* [Your objective]: Write out each line in which the string "java" is present.

* [Supplied material]:
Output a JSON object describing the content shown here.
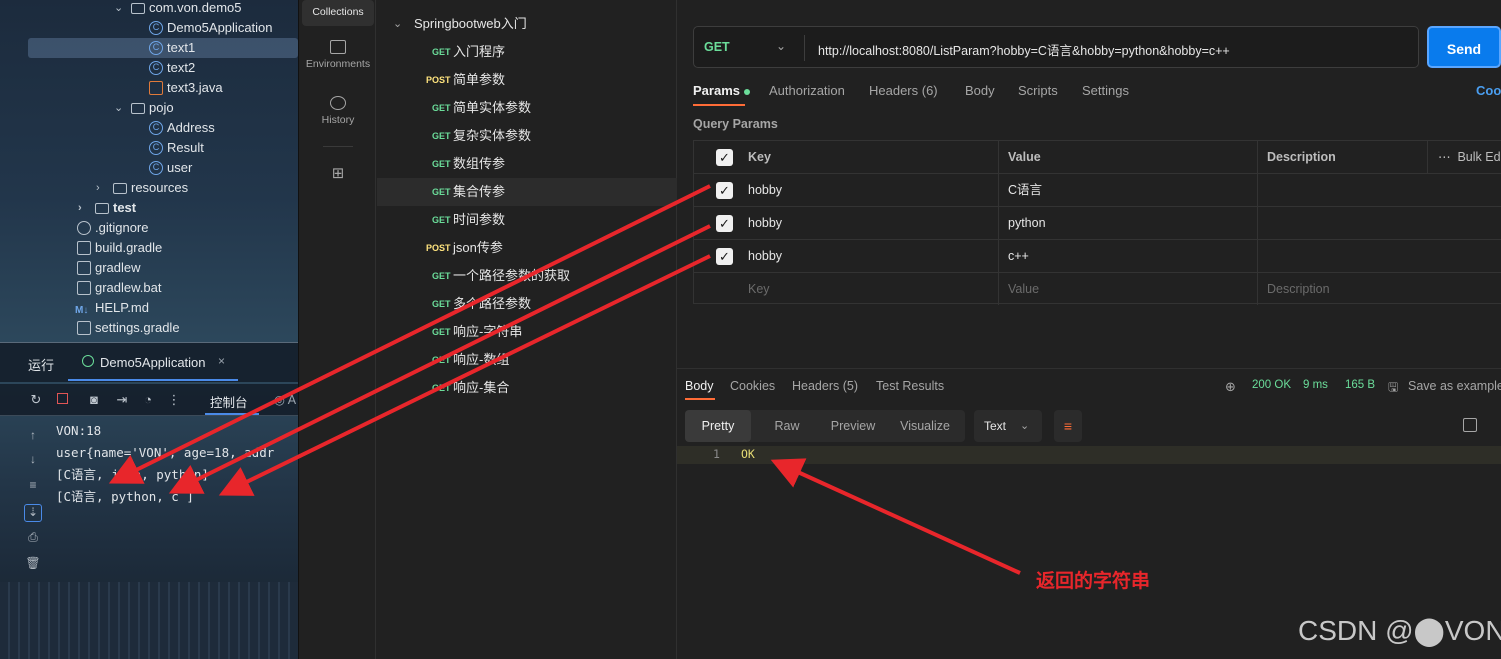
{
  "ide": {
    "tree": [
      {
        "label": "com.von.demo5",
        "type": "folder",
        "expanded": true
      },
      {
        "label": "Demo5Application",
        "type": "class"
      },
      {
        "label": "text1",
        "type": "class",
        "selected": true
      },
      {
        "label": "text2",
        "type": "class"
      },
      {
        "label": "text3.java",
        "type": "java"
      },
      {
        "label": "pojo",
        "type": "folder",
        "expanded": true
      },
      {
        "label": "Address",
        "type": "class"
      },
      {
        "label": "Result",
        "type": "class"
      },
      {
        "label": "user",
        "type": "class"
      },
      {
        "label": "resources",
        "type": "folder",
        "expanded": false
      },
      {
        "label": "test",
        "type": "folder",
        "expanded": false
      },
      {
        "label": ".gitignore",
        "type": "file"
      },
      {
        "label": "build.gradle",
        "type": "file"
      },
      {
        "label": "gradlew",
        "type": "file"
      },
      {
        "label": "gradlew.bat",
        "type": "file"
      },
      {
        "label": "HELP.md",
        "type": "md"
      },
      {
        "label": "settings.gradle",
        "type": "file"
      }
    ],
    "run_tab": "运行",
    "app_tab": "Demo5Application",
    "console_tab": "控制台",
    "console_tab_partial": "A",
    "console": [
      "VON:18",
      "user{name='VON', age=18, addr",
      "[C语言, java, python]",
      "[C语言, python, c  ]"
    ]
  },
  "nav": {
    "collections": "Collections",
    "environments": "Environments",
    "history": "History"
  },
  "collection": {
    "name": "Springbootweb入门",
    "items": [
      {
        "method": "GET",
        "name": "入门程序"
      },
      {
        "method": "POST",
        "name": "简单参数"
      },
      {
        "method": "GET",
        "name": "简单实体参数"
      },
      {
        "method": "GET",
        "name": "复杂实体参数"
      },
      {
        "method": "GET",
        "name": "数组传参"
      },
      {
        "method": "GET",
        "name": "集合传参",
        "active": true
      },
      {
        "method": "GET",
        "name": "时间参数"
      },
      {
        "method": "POST",
        "name": "json传参"
      },
      {
        "method": "GET",
        "name": "一个路径参数的获取"
      },
      {
        "method": "GET",
        "name": "多个路径参数"
      },
      {
        "method": "GET",
        "name": "响应-字符串"
      },
      {
        "method": "GET",
        "name": "响应-数组"
      },
      {
        "method": "GET",
        "name": "响应-集合"
      }
    ]
  },
  "request": {
    "method": "GET",
    "url": "http://localhost:8080/ListParam?hobby=C语言&hobby=python&hobby=c++",
    "send": "Send",
    "tabs": [
      "Params",
      "Authorization",
      "Headers (6)",
      "Body",
      "Scripts",
      "Settings"
    ],
    "cookies_link": "Cool",
    "query_title": "Query Params",
    "columns": [
      "Key",
      "Value",
      "Description"
    ],
    "bulk_edit": "Bulk Ed",
    "params": [
      {
        "key": "hobby",
        "value": "C语言",
        "checked": true
      },
      {
        "key": "hobby",
        "value": "python",
        "checked": true
      },
      {
        "key": "hobby",
        "value": "c++",
        "checked": true
      }
    ],
    "placeholders": {
      "key": "Key",
      "value": "Value",
      "description": "Description"
    }
  },
  "response": {
    "tabs": [
      "Body",
      "Cookies",
      "Headers (5)",
      "Test Results"
    ],
    "status": "200 OK",
    "time": "9 ms",
    "size": "165 B",
    "save": "Save as example",
    "views": [
      "Pretty",
      "Raw",
      "Preview",
      "Visualize"
    ],
    "format": "Text",
    "line_number": "1",
    "body": "OK"
  },
  "annotation": "返回的字符串",
  "watermark": "CSDN @⬤VON",
  "colors": {
    "get": "#6bdd9a",
    "post": "#ffe47e",
    "send": "#097bed",
    "arrow": "#e8262b",
    "accent": "#ff6c37"
  }
}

* [Output]:
        "label": "text3.java",
        "type": "java"
      "[C语言, java, python]",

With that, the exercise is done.